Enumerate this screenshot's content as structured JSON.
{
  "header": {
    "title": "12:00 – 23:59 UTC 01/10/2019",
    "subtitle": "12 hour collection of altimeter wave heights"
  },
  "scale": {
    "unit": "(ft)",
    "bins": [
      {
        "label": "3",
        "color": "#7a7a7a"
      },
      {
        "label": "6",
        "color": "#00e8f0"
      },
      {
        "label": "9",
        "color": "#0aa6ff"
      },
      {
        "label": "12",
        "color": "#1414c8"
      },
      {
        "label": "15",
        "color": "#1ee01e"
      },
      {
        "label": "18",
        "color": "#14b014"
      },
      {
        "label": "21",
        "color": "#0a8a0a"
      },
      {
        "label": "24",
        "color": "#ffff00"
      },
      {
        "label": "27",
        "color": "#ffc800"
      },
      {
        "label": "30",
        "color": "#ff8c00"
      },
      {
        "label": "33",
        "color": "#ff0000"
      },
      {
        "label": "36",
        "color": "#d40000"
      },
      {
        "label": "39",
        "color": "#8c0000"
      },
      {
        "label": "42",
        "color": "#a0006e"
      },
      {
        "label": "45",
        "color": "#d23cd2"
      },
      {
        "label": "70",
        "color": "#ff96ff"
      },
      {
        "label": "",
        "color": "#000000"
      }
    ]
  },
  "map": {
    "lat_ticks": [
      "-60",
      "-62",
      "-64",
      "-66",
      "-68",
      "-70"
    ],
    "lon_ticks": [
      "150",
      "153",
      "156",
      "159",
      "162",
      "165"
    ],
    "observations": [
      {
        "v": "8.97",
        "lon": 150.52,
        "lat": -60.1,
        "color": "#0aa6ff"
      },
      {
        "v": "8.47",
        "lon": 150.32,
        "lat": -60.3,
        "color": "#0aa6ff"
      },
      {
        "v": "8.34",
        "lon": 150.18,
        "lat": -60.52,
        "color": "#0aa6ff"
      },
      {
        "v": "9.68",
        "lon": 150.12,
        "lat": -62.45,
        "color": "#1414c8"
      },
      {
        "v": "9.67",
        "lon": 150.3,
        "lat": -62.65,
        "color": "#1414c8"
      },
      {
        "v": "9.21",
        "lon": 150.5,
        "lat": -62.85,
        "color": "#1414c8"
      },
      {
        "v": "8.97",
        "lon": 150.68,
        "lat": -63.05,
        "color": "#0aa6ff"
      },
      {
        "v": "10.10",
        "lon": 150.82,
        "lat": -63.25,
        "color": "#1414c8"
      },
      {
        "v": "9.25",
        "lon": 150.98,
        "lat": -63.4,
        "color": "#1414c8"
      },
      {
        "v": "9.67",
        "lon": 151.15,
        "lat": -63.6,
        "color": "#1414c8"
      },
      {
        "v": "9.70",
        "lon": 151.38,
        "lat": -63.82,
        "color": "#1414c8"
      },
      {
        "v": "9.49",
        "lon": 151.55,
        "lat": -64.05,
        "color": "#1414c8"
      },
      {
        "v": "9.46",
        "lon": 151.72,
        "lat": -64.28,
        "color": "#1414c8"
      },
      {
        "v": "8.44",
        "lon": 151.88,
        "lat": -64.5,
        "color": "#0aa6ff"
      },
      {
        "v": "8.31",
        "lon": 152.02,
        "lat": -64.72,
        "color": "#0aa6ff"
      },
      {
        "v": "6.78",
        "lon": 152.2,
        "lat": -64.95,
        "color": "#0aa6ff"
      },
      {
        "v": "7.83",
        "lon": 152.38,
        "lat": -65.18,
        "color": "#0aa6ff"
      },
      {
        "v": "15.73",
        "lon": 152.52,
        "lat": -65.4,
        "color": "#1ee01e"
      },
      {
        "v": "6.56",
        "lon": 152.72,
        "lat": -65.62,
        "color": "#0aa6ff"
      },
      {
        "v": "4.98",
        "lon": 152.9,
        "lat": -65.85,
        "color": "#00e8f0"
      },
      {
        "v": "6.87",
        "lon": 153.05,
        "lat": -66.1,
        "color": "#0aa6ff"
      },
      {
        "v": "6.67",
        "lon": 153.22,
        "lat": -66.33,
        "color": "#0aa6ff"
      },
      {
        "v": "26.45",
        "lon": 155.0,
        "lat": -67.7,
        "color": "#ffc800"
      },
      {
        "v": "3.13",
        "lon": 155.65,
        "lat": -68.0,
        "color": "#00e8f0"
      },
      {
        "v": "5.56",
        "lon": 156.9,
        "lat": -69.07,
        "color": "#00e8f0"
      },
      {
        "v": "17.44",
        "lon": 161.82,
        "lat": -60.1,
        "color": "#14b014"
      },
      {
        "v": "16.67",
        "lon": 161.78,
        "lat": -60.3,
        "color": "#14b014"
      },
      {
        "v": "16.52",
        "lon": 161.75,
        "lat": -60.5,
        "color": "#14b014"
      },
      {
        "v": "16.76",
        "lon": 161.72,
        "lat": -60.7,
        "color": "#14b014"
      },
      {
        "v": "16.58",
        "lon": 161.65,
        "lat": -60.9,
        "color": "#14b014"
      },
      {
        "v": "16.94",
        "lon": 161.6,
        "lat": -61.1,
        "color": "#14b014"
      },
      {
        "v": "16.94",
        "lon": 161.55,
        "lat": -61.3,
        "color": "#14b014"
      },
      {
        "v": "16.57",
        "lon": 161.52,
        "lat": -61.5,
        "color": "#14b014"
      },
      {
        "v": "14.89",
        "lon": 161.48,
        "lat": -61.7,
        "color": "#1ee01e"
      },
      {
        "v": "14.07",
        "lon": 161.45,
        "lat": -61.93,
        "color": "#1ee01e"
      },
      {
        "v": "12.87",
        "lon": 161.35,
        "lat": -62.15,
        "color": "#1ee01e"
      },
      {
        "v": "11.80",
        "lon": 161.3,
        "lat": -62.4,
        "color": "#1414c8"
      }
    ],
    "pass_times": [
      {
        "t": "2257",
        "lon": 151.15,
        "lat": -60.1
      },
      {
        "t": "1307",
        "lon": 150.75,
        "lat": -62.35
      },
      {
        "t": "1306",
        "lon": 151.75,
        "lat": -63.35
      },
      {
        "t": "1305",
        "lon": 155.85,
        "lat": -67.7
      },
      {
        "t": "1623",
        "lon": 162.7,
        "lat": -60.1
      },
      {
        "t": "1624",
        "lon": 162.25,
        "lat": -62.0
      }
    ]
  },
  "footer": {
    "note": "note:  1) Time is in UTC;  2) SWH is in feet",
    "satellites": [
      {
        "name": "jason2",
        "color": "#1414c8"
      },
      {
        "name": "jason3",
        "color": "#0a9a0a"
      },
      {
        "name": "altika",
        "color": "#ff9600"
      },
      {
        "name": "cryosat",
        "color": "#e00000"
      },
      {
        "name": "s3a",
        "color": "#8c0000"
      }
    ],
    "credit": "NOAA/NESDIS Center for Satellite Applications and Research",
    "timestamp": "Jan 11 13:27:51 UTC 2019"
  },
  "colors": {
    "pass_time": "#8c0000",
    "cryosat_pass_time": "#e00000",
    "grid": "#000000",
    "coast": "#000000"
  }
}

+++

## Requirements
The full set of records should be duplicated exactly.

## Full response
Enumerate this screenshot's content as structured JSON.
{
  "header": {
    "title": "12:00 – 23:59 UTC 01/10/2019",
    "subtitle": "12 hour collection of altimeter wave heights"
  },
  "scale": {
    "unit": "(ft)",
    "bins": [
      {
        "label": "3",
        "color": "#7a7a7a"
      },
      {
        "label": "6",
        "color": "#00e8f0"
      },
      {
        "label": "9",
        "color": "#0aa6ff"
      },
      {
        "label": "12",
        "color": "#1414c8"
      },
      {
        "label": "15",
        "color": "#1ee01e"
      },
      {
        "label": "18",
        "color": "#14b014"
      },
      {
        "label": "21",
        "color": "#0a8a0a"
      },
      {
        "label": "24",
        "color": "#ffff00"
      },
      {
        "label": "27",
        "color": "#ffc800"
      },
      {
        "label": "30",
        "color": "#ff8c00"
      },
      {
        "label": "33",
        "color": "#ff0000"
      },
      {
        "label": "36",
        "color": "#d40000"
      },
      {
        "label": "39",
        "color": "#8c0000"
      },
      {
        "label": "42",
        "color": "#a0006e"
      },
      {
        "label": "45",
        "color": "#d23cd2"
      },
      {
        "label": "70",
        "color": "#ff96ff"
      },
      {
        "label": "",
        "color": "#000000"
      }
    ]
  },
  "map": {
    "lat_ticks": [
      "-60",
      "-62",
      "-64",
      "-66",
      "-68",
      "-70"
    ],
    "lon_ticks": [
      "150",
      "153",
      "156",
      "159",
      "162",
      "165"
    ],
    "observations": [
      {
        "v": "8.97",
        "lon": 150.52,
        "lat": -60.1,
        "color": "#0aa6ff"
      },
      {
        "v": "8.47",
        "lon": 150.32,
        "lat": -60.3,
        "color": "#0aa6ff"
      },
      {
        "v": "8.34",
        "lon": 150.18,
        "lat": -60.52,
        "color": "#0aa6ff"
      },
      {
        "v": "9.68",
        "lon": 150.12,
        "lat": -62.45,
        "color": "#1414c8"
      },
      {
        "v": "9.67",
        "lon": 150.3,
        "lat": -62.65,
        "color": "#1414c8"
      },
      {
        "v": "9.21",
        "lon": 150.5,
        "lat": -62.85,
        "color": "#1414c8"
      },
      {
        "v": "8.97",
        "lon": 150.68,
        "lat": -63.05,
        "color": "#0aa6ff"
      },
      {
        "v": "10.10",
        "lon": 150.82,
        "lat": -63.25,
        "color": "#1414c8"
      },
      {
        "v": "9.25",
        "lon": 150.98,
        "lat": -63.4,
        "color": "#1414c8"
      },
      {
        "v": "9.67",
        "lon": 151.15,
        "lat": -63.6,
        "color": "#1414c8"
      },
      {
        "v": "9.70",
        "lon": 151.38,
        "lat": -63.82,
        "color": "#1414c8"
      },
      {
        "v": "9.49",
        "lon": 151.55,
        "lat": -64.05,
        "color": "#1414c8"
      },
      {
        "v": "9.46",
        "lon": 151.72,
        "lat": -64.28,
        "color": "#1414c8"
      },
      {
        "v": "8.44",
        "lon": 151.88,
        "lat": -64.5,
        "color": "#0aa6ff"
      },
      {
        "v": "8.31",
        "lon": 152.02,
        "lat": -64.72,
        "color": "#0aa6ff"
      },
      {
        "v": "6.78",
        "lon": 152.2,
        "lat": -64.95,
        "color": "#0aa6ff"
      },
      {
        "v": "7.83",
        "lon": 152.38,
        "lat": -65.18,
        "color": "#0aa6ff"
      },
      {
        "v": "15.73",
        "lon": 152.52,
        "lat": -65.4,
        "color": "#1ee01e"
      },
      {
        "v": "6.56",
        "lon": 152.72,
        "lat": -65.62,
        "color": "#0aa6ff"
      },
      {
        "v": "4.98",
        "lon": 152.9,
        "lat": -65.85,
        "color": "#00e8f0"
      },
      {
        "v": "6.87",
        "lon": 153.05,
        "lat": -66.1,
        "color": "#0aa6ff"
      },
      {
        "v": "6.67",
        "lon": 153.22,
        "lat": -66.33,
        "color": "#0aa6ff"
      },
      {
        "v": "26.45",
        "lon": 155.0,
        "lat": -67.7,
        "color": "#ffc800"
      },
      {
        "v": "3.13",
        "lon": 155.65,
        "lat": -68.0,
        "color": "#00e8f0"
      },
      {
        "v": "5.56",
        "lon": 156.9,
        "lat": -69.07,
        "color": "#00e8f0"
      },
      {
        "v": "17.44",
        "lon": 161.82,
        "lat": -60.1,
        "color": "#14b014"
      },
      {
        "v": "16.67",
        "lon": 161.78,
        "lat": -60.3,
        "color": "#14b014"
      },
      {
        "v": "16.52",
        "lon": 161.75,
        "lat": -60.5,
        "color": "#14b014"
      },
      {
        "v": "16.76",
        "lon": 161.72,
        "lat": -60.7,
        "color": "#14b014"
      },
      {
        "v": "16.58",
        "lon": 161.65,
        "lat": -60.9,
        "color": "#14b014"
      },
      {
        "v": "16.94",
        "lon": 161.6,
        "lat": -61.1,
        "color": "#14b014"
      },
      {
        "v": "16.94",
        "lon": 161.55,
        "lat": -61.3,
        "color": "#14b014"
      },
      {
        "v": "16.57",
        "lon": 161.52,
        "lat": -61.5,
        "color": "#14b014"
      },
      {
        "v": "14.89",
        "lon": 161.48,
        "lat": -61.7,
        "color": "#1ee01e"
      },
      {
        "v": "14.07",
        "lon": 161.45,
        "lat": -61.93,
        "color": "#1ee01e"
      },
      {
        "v": "12.87",
        "lon": 161.35,
        "lat": -62.15,
        "color": "#1ee01e"
      },
      {
        "v": "11.80",
        "lon": 161.3,
        "lat": -62.4,
        "color": "#1414c8"
      }
    ],
    "pass_times": [
      {
        "t": "2257",
        "lon": 151.15,
        "lat": -60.1
      },
      {
        "t": "1307",
        "lon": 150.75,
        "lat": -62.35
      },
      {
        "t": "1306",
        "lon": 151.75,
        "lat": -63.35
      },
      {
        "t": "1305",
        "lon": 155.85,
        "lat": -67.7
      },
      {
        "t": "1623",
        "lon": 162.7,
        "lat": -60.1
      },
      {
        "t": "1624",
        "lon": 162.25,
        "lat": -62.0
      }
    ]
  },
  "footer": {
    "note": "note:  1) Time is in UTC;  2) SWH is in feet",
    "satellites": [
      {
        "name": "jason2",
        "color": "#1414c8"
      },
      {
        "name": "jason3",
        "color": "#0a9a0a"
      },
      {
        "name": "altika",
        "color": "#ff9600"
      },
      {
        "name": "cryosat",
        "color": "#e00000"
      },
      {
        "name": "s3a",
        "color": "#8c0000"
      }
    ],
    "credit": "NOAA/NESDIS Center for Satellite Applications and Research",
    "timestamp": "Jan 11 13:27:51 UTC 2019"
  },
  "colors": {
    "pass_time": "#8c0000",
    "cryosat_pass_time": "#e00000",
    "grid": "#000000",
    "coast": "#000000"
  }
}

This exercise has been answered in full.